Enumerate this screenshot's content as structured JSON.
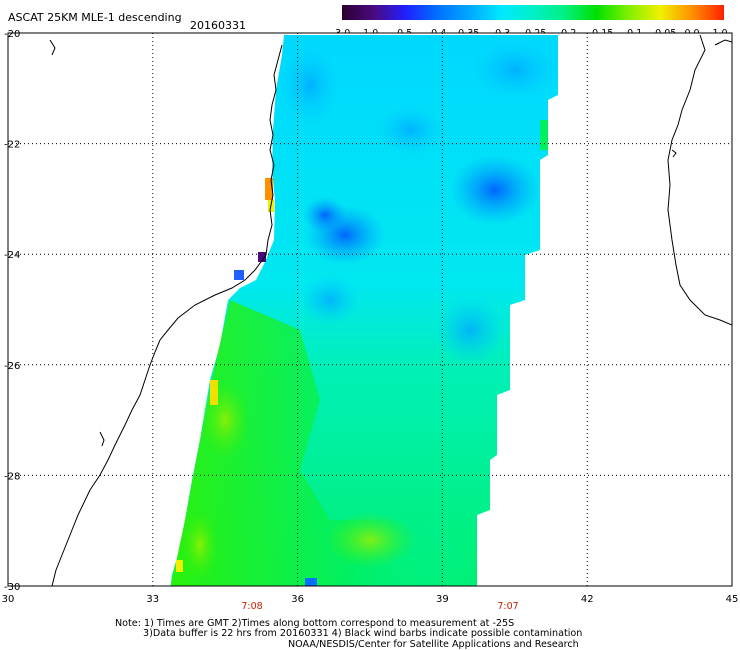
{
  "header": {
    "title": "ASCAT 25KM MLE-1 descending",
    "date": "20160331"
  },
  "colorbar": {
    "labels": [
      "-3.0",
      "-1.0",
      "-0.5",
      "-0.4",
      "-0.35",
      "-0.3",
      "-0.25",
      "-0.2",
      "-0.15",
      "-0.1",
      "-0.05",
      "0.0",
      "1.0"
    ],
    "colors": [
      "#2a0030",
      "#4a0a80",
      "#2020ff",
      "#0070ff",
      "#00a8ff",
      "#00e8ff",
      "#00f0c8",
      "#00f080",
      "#00e000",
      "#80f000",
      "#f0f000",
      "#ff9000",
      "#ff2000"
    ]
  },
  "map": {
    "lat_labels": [
      "-20",
      "-22",
      "-24",
      "-26",
      "-28",
      "-30"
    ],
    "lon_labels": [
      "30",
      "33",
      "36",
      "39",
      "42",
      "45"
    ],
    "lat_range": [
      -30,
      -20
    ],
    "lon_range": [
      30,
      45
    ],
    "time_labels": [
      "7:08",
      "7:07"
    ],
    "time_color": "#c82000"
  },
  "footer": {
    "line1": "Note: 1) Times are GMT 2)Times along bottom correspond to measurement at -25S",
    "line2": "3)Data buffer is 22 hrs from 20160331 4) Black wind barbs indicate possible contamination",
    "line3": "NOAA/NESDIS/Center for Satellite Applications and Research"
  }
}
□ □ □
WHAT TO DO: Above are records to transcribe exactly; leave their pictures out.

SOLVED PROBLEM:
Enumerate this screenshot's content as structured JSON.
{
  "header": {
    "title": "ASCAT 25KM MLE-1 descending",
    "date": "20160331"
  },
  "colorbar": {
    "labels": [
      "-3.0",
      "-1.0",
      "-0.5",
      "-0.4",
      "-0.35",
      "-0.3",
      "-0.25",
      "-0.2",
      "-0.15",
      "-0.1",
      "-0.05",
      "0.0",
      "1.0"
    ],
    "colors": [
      "#2a0030",
      "#4a0a80",
      "#2020ff",
      "#0070ff",
      "#00a8ff",
      "#00e8ff",
      "#00f0c8",
      "#00f080",
      "#00e000",
      "#80f000",
      "#f0f000",
      "#ff9000",
      "#ff2000"
    ]
  },
  "map": {
    "lat_labels": [
      "-20",
      "-22",
      "-24",
      "-26",
      "-28",
      "-30"
    ],
    "lon_labels": [
      "30",
      "33",
      "36",
      "39",
      "42",
      "45"
    ],
    "lat_range": [
      -30,
      -20
    ],
    "lon_range": [
      30,
      45
    ],
    "time_labels": [
      "7:08",
      "7:07"
    ],
    "time_color": "#c82000"
  },
  "footer": {
    "line1": "Note: 1) Times are GMT 2)Times along bottom correspond to measurement at -25S",
    "line2": "3)Data buffer is 22 hrs from 20160331 4) Black wind barbs indicate possible contamination",
    "line3": "NOAA/NESDIS/Center for Satellite Applications and Research"
  }
}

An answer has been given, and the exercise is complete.